Figure record listings:
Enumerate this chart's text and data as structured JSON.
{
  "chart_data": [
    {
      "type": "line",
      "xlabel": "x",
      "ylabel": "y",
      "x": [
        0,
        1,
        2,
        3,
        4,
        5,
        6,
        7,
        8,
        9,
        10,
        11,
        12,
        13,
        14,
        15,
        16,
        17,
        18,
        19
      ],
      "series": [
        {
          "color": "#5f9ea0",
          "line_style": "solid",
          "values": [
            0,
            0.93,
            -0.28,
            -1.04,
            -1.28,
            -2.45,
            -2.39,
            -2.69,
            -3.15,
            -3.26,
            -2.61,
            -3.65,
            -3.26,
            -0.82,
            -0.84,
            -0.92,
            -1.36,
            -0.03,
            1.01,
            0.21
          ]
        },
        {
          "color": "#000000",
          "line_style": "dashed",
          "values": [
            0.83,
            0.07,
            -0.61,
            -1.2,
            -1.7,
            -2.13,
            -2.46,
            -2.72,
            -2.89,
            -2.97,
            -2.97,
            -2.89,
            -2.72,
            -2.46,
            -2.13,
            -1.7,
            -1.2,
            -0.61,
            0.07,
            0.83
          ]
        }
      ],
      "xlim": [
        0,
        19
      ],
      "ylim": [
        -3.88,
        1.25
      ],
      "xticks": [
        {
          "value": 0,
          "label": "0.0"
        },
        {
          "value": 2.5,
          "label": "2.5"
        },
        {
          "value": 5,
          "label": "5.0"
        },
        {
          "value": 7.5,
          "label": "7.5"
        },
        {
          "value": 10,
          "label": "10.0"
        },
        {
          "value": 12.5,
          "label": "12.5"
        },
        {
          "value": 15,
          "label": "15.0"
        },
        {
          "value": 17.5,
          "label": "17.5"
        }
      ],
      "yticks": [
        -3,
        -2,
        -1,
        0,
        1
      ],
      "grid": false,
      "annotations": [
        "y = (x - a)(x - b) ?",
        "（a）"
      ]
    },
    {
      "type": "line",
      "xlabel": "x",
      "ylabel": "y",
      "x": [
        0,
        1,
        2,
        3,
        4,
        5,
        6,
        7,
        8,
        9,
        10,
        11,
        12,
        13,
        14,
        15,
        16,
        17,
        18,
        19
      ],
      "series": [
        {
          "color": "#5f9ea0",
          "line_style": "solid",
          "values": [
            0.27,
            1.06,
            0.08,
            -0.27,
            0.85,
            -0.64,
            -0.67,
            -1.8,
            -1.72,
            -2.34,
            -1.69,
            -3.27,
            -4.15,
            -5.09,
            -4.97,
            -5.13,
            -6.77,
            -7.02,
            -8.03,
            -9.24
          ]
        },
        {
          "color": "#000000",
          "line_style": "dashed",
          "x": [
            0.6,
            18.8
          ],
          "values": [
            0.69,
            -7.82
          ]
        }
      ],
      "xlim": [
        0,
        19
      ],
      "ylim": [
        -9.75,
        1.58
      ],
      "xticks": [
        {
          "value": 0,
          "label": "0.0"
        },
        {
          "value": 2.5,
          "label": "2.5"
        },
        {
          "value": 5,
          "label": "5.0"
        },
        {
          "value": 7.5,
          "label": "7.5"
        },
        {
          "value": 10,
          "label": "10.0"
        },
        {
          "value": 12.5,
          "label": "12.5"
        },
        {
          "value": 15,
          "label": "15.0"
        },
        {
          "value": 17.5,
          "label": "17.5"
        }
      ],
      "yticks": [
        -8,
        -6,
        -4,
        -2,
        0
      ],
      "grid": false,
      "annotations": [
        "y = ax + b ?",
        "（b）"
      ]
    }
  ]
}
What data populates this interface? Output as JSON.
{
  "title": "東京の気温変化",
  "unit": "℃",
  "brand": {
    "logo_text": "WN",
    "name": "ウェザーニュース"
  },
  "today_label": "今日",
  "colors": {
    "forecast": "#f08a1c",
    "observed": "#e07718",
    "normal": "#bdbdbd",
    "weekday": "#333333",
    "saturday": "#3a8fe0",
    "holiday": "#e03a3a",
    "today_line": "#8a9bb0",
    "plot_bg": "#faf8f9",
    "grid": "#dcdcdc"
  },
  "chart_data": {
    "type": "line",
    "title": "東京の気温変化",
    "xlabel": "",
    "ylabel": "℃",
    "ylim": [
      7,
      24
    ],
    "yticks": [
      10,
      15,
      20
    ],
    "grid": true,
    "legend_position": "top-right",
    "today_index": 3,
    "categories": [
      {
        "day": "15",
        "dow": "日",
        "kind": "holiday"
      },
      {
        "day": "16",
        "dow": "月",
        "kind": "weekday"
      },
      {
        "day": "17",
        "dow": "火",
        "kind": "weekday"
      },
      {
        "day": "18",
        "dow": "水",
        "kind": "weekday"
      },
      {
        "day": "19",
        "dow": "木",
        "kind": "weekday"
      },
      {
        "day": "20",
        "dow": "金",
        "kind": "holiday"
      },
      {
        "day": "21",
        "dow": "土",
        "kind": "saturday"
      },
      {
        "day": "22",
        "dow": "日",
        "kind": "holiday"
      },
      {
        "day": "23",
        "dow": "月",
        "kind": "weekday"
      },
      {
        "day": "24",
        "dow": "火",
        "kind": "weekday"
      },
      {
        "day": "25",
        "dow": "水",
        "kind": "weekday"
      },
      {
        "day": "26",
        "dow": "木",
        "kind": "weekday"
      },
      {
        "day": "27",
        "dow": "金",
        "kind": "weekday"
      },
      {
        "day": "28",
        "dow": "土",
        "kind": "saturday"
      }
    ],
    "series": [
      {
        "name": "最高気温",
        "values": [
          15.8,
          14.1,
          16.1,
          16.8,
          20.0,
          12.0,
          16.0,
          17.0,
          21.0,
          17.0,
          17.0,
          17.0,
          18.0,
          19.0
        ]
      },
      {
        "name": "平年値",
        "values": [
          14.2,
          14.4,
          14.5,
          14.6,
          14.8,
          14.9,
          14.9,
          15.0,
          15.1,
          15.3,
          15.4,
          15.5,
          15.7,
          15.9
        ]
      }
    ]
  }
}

TASK BRIEF:
Exactly reproduce every line found in the records.

TASK ANSWER:
Enumerate this chart's text and data as structured JSON.
{
  "chart_data": [
    {
      "type": "line",
      "xlabel": "x",
      "ylabel": "y",
      "x": [
        0,
        1,
        2,
        3,
        4,
        5,
        6,
        7,
        8,
        9,
        10,
        11,
        12,
        13,
        14,
        15,
        16,
        17,
        18,
        19
      ],
      "series": [
        {
          "color": "#5f9ea0",
          "line_style": "solid",
          "values": [
            0,
            0.93,
            -0.28,
            -1.04,
            -1.28,
            -2.45,
            -2.39,
            -2.69,
            -3.15,
            -3.26,
            -2.61,
            -3.65,
            -3.26,
            -0.82,
            -0.84,
            -0.92,
            -1.36,
            -0.03,
            1.01,
            0.21
          ]
        },
        {
          "color": "#000000",
          "line_style": "dashed",
          "values": [
            0.83,
            0.07,
            -0.61,
            -1.2,
            -1.7,
            -2.13,
            -2.46,
            -2.72,
            -2.89,
            -2.97,
            -2.97,
            -2.89,
            -2.72,
            -2.46,
            -2.13,
            -1.7,
            -1.2,
            -0.61,
            0.07,
            0.83
          ]
        }
      ],
      "xlim": [
        0,
        19
      ],
      "ylim": [
        -3.88,
        1.25
      ],
      "xticks": [
        {
          "value": 0,
          "label": "0.0"
        },
        {
          "value": 2.5,
          "label": "2.5"
        },
        {
          "value": 5,
          "label": "5.0"
        },
        {
          "value": 7.5,
          "label": "7.5"
        },
        {
          "value": 10,
          "label": "10.0"
        },
        {
          "value": 12.5,
          "label": "12.5"
        },
        {
          "value": 15,
          "label": "15.0"
        },
        {
          "value": 17.5,
          "label": "17.5"
        }
      ],
      "yticks": [
        -3,
        -2,
        -1,
        0,
        1
      ],
      "grid": false,
      "annotations": [
        "y = (x - a)(x - b) ?",
        "（a）"
      ]
    },
    {
      "type": "line",
      "xlabel": "x",
      "ylabel": "y",
      "x": [
        0,
        1,
        2,
        3,
        4,
        5,
        6,
        7,
        8,
        9,
        10,
        11,
        12,
        13,
        14,
        15,
        16,
        17,
        18,
        19
      ],
      "series": [
        {
          "color": "#5f9ea0",
          "line_style": "solid",
          "values": [
            0.27,
            1.06,
            0.08,
            -0.27,
            0.85,
            -0.64,
            -0.67,
            -1.8,
            -1.72,
            -2.34,
            -1.69,
            -3.27,
            -4.15,
            -5.09,
            -4.97,
            -5.13,
            -6.77,
            -7.02,
            -8.03,
            -9.24
          ]
        },
        {
          "color": "#000000",
          "line_style": "dashed",
          "x": [
            0.6,
            18.8
          ],
          "values": [
            0.69,
            -7.82
          ]
        }
      ],
      "xlim": [
        0,
        19
      ],
      "ylim": [
        -9.75,
        1.58
      ],
      "xticks": [
        {
          "value": 0,
          "label": "0.0"
        },
        {
          "value": 2.5,
          "label": "2.5"
        },
        {
          "value": 5,
          "label": "5.0"
        },
        {
          "value": 7.5,
          "label": "7.5"
        },
        {
          "value": 10,
          "label": "10.0"
        },
        {
          "value": 12.5,
          "label": "12.5"
        },
        {
          "value": 15,
          "label": "15.0"
        },
        {
          "value": 17.5,
          "label": "17.5"
        }
      ],
      "yticks": [
        -8,
        -6,
        -4,
        -2,
        0
      ],
      "grid": false,
      "annotations": [
        "y = ax + b ?",
        "（b）"
      ]
    }
  ]
}
What data populates this interface? Output as JSON.
{
  "title": "東京の気温変化",
  "unit": "℃",
  "brand": {
    "logo_text": "WN",
    "name": "ウェザーニュース"
  },
  "today_label": "今日",
  "colors": {
    "forecast": "#f08a1c",
    "observed": "#e07718",
    "normal": "#bdbdbd",
    "weekday": "#333333",
    "saturday": "#3a8fe0",
    "holiday": "#e03a3a",
    "today_line": "#8a9bb0",
    "plot_bg": "#faf8f9",
    "grid": "#dcdcdc"
  },
  "chart_data": {
    "type": "line",
    "title": "東京の気温変化",
    "xlabel": "",
    "ylabel": "℃",
    "ylim": [
      7,
      24
    ],
    "yticks": [
      10,
      15,
      20
    ],
    "grid": true,
    "legend_position": "top-right",
    "today_index": 3,
    "categories": [
      {
        "day": "15",
        "dow": "日",
        "kind": "holiday"
      },
      {
        "day": "16",
        "dow": "月",
        "kind": "weekday"
      },
      {
        "day": "17",
        "dow": "火",
        "kind": "weekday"
      },
      {
        "day": "18",
        "dow": "水",
        "kind": "weekday"
      },
      {
        "day": "19",
        "dow": "木",
        "kind": "weekday"
      },
      {
        "day": "20",
        "dow": "金",
        "kind": "holiday"
      },
      {
        "day": "21",
        "dow": "土",
        "kind": "saturday"
      },
      {
        "day": "22",
        "dow": "日",
        "kind": "holiday"
      },
      {
        "day": "23",
        "dow": "月",
        "kind": "weekday"
      },
      {
        "day": "24",
        "dow": "火",
        "kind": "weekday"
      },
      {
        "day": "25",
        "dow": "水",
        "kind": "weekday"
      },
      {
        "day": "26",
        "dow": "木",
        "kind": "weekday"
      },
      {
        "day": "27",
        "dow": "金",
        "kind": "weekday"
      },
      {
        "day": "28",
        "dow": "土",
        "kind": "saturday"
      }
    ],
    "series": [
      {
        "name": "最高気温",
        "values": [
          15.8,
          14.1,
          16.1,
          16.8,
          20.0,
          12.0,
          16.0,
          17.0,
          21.0,
          17.0,
          17.0,
          17.0,
          18.0,
          19.0
        ]
      },
      {
        "name": "平年値",
        "values": [
          14.2,
          14.4,
          14.5,
          14.6,
          14.8,
          14.9,
          14.9,
          15.0,
          15.1,
          15.3,
          15.4,
          15.5,
          15.7,
          15.9
        ]
      }
    ]
  }
}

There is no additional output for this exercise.